Data entries for graphics
___

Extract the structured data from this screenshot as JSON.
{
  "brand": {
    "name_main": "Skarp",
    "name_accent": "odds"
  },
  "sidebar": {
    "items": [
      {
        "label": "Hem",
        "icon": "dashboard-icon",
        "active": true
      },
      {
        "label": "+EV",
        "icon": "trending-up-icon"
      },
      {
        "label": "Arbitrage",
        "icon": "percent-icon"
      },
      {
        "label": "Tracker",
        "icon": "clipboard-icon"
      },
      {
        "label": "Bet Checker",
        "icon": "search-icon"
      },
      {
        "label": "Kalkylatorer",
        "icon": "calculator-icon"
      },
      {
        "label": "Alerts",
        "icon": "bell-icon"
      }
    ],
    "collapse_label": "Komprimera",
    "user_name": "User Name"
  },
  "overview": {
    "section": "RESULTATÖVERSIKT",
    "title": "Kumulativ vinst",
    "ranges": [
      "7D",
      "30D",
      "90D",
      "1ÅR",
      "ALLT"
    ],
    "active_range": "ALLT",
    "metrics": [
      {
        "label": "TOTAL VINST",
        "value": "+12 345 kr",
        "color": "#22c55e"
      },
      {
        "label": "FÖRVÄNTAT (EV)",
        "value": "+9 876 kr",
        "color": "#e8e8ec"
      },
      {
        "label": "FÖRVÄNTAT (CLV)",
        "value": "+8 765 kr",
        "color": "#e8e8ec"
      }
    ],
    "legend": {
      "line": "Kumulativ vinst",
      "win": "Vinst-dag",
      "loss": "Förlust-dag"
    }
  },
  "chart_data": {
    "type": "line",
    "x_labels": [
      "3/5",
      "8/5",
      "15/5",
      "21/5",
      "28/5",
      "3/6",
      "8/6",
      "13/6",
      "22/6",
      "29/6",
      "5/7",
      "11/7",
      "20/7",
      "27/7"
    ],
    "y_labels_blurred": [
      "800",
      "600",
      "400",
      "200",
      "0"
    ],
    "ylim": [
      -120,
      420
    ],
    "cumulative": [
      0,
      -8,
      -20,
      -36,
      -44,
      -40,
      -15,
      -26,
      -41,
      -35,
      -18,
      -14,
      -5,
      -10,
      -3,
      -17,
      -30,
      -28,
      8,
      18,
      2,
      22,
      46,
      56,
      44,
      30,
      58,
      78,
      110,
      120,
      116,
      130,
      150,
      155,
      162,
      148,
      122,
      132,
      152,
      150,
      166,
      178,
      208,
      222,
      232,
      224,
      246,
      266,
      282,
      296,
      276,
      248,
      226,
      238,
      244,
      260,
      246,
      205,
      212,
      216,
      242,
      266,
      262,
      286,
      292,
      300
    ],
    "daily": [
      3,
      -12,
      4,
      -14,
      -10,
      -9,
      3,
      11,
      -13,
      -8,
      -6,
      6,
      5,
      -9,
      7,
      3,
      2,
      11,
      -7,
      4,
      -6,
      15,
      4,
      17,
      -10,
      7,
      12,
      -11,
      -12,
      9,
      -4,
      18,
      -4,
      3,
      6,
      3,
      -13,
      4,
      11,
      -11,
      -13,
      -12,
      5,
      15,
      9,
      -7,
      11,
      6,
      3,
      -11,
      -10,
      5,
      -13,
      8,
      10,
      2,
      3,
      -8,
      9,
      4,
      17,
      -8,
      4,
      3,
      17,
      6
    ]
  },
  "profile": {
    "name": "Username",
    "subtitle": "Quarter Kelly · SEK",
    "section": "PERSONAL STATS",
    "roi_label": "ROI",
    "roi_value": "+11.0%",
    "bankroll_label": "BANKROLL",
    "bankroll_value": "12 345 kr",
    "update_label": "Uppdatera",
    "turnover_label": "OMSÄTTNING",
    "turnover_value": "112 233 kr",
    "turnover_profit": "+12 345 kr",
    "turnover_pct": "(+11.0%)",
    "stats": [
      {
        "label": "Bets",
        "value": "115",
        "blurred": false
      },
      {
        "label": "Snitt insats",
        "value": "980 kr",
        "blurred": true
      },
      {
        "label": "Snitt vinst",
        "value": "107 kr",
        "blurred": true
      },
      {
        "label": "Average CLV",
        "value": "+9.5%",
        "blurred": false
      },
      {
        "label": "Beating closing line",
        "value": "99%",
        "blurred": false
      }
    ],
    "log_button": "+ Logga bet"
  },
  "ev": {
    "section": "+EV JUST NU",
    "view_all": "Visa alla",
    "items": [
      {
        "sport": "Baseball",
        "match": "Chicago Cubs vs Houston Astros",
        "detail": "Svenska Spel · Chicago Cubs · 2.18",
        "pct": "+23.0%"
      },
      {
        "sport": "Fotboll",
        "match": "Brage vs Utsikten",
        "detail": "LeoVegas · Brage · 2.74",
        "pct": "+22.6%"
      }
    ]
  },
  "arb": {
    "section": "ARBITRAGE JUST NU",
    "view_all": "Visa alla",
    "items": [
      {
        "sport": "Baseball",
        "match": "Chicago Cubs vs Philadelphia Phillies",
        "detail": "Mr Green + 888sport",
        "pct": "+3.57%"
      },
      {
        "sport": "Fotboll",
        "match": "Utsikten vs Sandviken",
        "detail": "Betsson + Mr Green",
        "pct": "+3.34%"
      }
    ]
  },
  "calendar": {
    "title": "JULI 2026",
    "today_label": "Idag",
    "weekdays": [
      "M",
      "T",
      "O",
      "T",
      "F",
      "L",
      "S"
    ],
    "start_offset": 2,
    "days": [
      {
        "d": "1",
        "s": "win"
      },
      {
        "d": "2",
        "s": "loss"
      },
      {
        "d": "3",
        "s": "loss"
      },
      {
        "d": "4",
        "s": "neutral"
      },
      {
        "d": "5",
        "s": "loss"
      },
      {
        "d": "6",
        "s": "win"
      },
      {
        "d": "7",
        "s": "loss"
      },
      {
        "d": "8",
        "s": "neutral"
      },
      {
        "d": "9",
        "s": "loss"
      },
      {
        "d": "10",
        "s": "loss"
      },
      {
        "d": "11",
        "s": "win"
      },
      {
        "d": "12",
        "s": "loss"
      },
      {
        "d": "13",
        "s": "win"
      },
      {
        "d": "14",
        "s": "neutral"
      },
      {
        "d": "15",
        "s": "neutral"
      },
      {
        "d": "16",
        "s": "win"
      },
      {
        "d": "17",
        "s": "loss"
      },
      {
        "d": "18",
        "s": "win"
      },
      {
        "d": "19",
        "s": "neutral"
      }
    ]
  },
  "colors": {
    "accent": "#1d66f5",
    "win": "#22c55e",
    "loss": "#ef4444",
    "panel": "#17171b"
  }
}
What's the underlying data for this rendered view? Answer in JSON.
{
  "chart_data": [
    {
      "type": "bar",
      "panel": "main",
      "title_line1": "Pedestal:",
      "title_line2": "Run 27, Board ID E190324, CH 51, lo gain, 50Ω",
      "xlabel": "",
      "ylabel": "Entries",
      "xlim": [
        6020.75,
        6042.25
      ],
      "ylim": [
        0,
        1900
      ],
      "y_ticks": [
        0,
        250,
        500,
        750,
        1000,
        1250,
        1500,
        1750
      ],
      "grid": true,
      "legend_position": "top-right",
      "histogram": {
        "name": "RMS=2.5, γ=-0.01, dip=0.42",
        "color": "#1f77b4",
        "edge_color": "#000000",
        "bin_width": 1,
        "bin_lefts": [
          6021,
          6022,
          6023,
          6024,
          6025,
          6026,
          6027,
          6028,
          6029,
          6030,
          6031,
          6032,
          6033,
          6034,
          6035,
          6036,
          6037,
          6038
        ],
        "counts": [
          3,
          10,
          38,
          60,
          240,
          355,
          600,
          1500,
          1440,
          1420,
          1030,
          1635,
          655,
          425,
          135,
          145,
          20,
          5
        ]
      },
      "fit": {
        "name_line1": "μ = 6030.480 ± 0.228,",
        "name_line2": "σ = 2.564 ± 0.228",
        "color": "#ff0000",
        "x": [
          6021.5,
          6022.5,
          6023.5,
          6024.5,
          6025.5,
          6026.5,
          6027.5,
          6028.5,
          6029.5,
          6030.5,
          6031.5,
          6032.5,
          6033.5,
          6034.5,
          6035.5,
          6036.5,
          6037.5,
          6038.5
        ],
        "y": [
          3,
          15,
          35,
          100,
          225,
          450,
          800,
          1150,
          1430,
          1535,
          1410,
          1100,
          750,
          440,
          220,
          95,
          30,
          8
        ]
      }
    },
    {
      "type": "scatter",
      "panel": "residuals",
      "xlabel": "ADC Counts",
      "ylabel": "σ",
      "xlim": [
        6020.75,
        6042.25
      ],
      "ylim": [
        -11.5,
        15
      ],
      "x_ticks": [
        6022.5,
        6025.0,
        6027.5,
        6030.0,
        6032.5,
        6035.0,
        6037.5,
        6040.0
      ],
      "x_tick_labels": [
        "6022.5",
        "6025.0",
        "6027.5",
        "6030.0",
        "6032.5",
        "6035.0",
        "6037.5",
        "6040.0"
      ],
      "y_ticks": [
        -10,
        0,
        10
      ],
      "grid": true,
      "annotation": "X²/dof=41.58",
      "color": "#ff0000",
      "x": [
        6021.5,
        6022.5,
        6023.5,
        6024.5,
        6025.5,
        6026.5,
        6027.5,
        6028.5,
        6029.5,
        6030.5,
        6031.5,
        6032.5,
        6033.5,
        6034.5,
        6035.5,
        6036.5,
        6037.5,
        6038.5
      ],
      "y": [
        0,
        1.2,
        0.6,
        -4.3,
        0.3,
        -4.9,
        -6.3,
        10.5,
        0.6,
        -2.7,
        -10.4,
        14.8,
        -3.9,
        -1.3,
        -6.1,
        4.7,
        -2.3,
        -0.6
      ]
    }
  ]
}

___

Collect each line of the entries that has the word "Kumulativ", copying it in full.

**Final result**
    "title": "Kumulativ vinst",
      "line": "Kumulativ vinst",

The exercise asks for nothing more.